WORK TO COMPLETE:
Scan the lines below for the string "Skandal" and copy every one that has it.

* Start DATA IN THIS EXERCISE *

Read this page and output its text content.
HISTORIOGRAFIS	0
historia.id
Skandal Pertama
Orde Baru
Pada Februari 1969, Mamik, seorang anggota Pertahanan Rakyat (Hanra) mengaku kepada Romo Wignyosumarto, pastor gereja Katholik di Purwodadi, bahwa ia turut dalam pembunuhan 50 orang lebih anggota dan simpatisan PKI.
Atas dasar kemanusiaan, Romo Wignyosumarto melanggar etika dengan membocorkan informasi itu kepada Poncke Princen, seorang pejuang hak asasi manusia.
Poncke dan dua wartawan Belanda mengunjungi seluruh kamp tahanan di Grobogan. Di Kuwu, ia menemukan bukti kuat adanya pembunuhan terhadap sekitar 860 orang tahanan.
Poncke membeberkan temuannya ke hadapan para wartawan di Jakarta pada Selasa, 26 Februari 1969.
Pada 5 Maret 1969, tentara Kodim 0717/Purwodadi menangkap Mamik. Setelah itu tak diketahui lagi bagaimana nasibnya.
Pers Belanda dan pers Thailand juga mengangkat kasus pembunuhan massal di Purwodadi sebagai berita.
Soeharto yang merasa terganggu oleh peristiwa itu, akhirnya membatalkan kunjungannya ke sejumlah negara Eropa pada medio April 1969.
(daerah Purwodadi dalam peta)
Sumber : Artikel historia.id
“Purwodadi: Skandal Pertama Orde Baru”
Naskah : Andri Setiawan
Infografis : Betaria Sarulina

* End DATA IN THIS EXERCISE *

RESULT:
Skandal Pertama
“Purwodadi: Skandal Pertama Orde Baru”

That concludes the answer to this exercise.